▶ **GIVEN ENTRIES**
***

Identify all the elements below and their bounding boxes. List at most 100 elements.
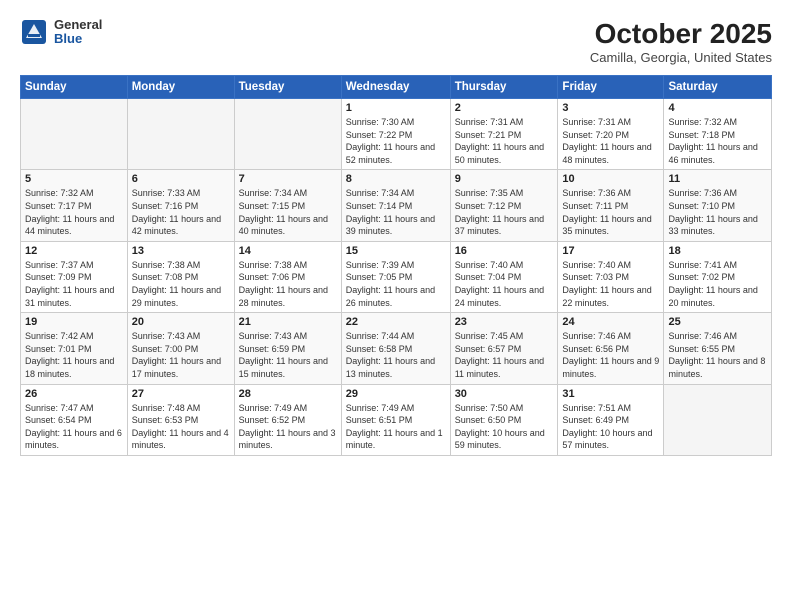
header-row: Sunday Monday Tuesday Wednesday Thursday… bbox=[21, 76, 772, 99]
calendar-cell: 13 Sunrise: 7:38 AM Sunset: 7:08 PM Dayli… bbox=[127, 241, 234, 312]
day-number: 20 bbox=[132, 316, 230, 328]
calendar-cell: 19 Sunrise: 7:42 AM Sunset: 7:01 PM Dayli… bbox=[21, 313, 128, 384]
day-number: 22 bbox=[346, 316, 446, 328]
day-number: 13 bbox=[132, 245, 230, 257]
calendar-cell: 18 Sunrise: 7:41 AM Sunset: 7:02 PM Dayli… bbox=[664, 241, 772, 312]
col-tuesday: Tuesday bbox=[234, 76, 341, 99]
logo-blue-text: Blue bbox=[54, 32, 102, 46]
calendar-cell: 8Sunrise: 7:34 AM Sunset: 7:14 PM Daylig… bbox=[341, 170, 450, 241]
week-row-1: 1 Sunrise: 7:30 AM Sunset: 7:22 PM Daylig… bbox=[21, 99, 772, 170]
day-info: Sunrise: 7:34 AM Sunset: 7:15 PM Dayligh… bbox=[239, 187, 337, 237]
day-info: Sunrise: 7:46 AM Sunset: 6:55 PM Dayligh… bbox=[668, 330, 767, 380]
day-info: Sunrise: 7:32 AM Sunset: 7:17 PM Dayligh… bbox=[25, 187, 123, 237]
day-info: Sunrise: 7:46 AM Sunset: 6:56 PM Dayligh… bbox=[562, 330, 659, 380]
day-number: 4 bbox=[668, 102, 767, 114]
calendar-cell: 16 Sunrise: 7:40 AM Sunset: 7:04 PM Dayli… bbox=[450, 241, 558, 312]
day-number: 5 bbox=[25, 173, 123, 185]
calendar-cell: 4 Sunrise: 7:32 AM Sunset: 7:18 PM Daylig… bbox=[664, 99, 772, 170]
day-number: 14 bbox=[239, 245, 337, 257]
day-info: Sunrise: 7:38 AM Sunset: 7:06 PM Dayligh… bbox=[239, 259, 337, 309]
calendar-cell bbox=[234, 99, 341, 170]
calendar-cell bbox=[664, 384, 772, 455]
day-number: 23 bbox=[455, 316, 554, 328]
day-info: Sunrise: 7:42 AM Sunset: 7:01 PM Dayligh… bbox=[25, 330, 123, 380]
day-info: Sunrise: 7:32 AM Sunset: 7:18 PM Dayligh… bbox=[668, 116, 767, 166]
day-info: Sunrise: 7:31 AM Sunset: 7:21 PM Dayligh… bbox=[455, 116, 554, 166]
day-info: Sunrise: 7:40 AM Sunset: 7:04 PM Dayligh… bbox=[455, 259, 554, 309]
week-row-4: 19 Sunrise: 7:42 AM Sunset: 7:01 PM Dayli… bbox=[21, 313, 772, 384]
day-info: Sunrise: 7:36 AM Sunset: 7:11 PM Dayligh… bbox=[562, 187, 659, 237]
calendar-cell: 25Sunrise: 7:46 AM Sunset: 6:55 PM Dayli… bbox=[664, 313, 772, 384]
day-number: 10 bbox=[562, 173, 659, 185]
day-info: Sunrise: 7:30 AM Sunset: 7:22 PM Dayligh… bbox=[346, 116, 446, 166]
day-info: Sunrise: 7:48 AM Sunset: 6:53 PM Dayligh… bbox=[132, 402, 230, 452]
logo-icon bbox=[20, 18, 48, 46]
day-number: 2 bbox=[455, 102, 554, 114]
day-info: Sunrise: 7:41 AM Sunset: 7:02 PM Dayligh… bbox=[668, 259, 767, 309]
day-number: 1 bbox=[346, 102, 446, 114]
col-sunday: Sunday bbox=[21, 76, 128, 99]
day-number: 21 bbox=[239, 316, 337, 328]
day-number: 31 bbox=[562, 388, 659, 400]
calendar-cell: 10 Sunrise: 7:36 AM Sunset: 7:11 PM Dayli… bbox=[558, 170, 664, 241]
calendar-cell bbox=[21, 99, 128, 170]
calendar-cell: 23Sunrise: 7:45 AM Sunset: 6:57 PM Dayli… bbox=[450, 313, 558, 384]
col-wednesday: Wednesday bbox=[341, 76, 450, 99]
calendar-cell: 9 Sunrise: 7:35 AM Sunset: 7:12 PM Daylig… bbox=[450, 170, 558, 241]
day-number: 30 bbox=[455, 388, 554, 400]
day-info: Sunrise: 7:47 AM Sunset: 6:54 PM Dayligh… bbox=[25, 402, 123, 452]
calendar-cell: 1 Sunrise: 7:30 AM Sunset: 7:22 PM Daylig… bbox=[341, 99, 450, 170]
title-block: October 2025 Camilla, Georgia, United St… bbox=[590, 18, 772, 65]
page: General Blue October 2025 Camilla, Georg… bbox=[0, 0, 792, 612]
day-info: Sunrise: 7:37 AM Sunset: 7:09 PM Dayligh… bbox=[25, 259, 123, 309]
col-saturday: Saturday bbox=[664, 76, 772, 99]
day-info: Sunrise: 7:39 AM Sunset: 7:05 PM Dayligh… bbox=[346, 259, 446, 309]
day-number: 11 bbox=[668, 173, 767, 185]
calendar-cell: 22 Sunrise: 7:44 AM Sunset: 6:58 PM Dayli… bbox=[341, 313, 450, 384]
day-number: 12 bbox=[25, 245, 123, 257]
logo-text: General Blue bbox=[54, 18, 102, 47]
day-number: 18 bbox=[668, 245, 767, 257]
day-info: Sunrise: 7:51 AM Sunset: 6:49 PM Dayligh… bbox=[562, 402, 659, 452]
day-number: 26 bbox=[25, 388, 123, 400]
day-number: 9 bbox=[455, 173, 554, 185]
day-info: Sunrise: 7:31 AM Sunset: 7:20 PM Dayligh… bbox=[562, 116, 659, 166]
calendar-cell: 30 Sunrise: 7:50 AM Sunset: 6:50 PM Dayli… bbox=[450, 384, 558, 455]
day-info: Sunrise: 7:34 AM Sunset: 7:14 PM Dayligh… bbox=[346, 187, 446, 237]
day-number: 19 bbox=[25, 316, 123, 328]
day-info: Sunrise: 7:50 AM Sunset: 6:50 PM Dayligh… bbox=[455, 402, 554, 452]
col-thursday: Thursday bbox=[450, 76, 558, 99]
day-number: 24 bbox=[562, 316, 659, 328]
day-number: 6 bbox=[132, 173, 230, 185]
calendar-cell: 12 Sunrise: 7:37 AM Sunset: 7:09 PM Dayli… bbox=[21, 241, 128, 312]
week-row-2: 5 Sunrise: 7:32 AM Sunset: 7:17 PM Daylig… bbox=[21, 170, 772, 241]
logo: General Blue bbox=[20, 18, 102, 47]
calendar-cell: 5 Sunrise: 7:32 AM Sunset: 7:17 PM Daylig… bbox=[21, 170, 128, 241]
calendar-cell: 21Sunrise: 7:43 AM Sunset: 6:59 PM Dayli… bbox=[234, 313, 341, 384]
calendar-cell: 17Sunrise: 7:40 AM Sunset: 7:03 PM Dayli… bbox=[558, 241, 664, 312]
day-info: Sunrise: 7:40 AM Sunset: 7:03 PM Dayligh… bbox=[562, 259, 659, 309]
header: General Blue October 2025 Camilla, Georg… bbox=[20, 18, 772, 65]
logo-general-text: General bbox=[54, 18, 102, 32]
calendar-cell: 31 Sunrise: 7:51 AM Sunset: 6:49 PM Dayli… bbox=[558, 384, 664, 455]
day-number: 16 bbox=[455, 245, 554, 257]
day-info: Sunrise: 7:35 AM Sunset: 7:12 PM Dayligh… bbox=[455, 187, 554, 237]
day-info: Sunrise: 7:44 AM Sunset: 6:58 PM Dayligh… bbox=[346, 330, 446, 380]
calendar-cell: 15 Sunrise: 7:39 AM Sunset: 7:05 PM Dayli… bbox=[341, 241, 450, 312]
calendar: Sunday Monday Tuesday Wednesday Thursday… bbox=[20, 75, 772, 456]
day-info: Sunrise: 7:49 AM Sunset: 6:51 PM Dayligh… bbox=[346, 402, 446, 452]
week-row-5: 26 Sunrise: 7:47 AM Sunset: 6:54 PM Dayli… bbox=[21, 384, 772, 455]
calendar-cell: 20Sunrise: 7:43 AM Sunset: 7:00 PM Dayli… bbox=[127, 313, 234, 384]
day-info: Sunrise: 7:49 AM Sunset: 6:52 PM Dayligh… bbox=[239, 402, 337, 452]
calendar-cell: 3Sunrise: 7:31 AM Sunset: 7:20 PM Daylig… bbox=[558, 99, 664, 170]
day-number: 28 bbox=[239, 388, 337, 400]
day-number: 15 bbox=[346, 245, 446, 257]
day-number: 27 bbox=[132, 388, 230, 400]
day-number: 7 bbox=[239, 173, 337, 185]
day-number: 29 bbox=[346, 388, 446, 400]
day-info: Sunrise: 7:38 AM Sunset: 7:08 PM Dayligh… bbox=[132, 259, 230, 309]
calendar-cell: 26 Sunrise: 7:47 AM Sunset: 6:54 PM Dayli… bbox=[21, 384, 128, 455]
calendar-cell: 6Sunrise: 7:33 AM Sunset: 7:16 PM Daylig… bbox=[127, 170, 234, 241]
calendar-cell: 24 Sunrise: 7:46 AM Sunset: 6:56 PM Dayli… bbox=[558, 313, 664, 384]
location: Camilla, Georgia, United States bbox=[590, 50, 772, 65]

***

▶ **WHAT IS BEING ASKED**
Write out the rows exactly, beginning at the line containing "header-row: Sunday Monday" and continuing through the line containing "col-tuesday: Tuesday bbox=[234, 76, 341, 99]", with both of those lines included.

▶ **EXPECTED OUTPUT**
header-row: Sunday Monday Tuesday Wednesday Thursday… bbox=[21, 76, 772, 99]
calendar-cell: 13 Sunrise: 7:38 AM Sunset: 7:08 PM Dayli… bbox=[127, 241, 234, 312]
day-number: 20 bbox=[132, 316, 230, 328]
calendar-cell: 19 Sunrise: 7:42 AM Sunset: 7:01 PM Dayli… bbox=[21, 313, 128, 384]
day-number: 22 bbox=[346, 316, 446, 328]
day-number: 13 bbox=[132, 245, 230, 257]
calendar-cell: 18 Sunrise: 7:41 AM Sunset: 7:02 PM Dayli… bbox=[664, 241, 772, 312]
col-tuesday: Tuesday bbox=[234, 76, 341, 99]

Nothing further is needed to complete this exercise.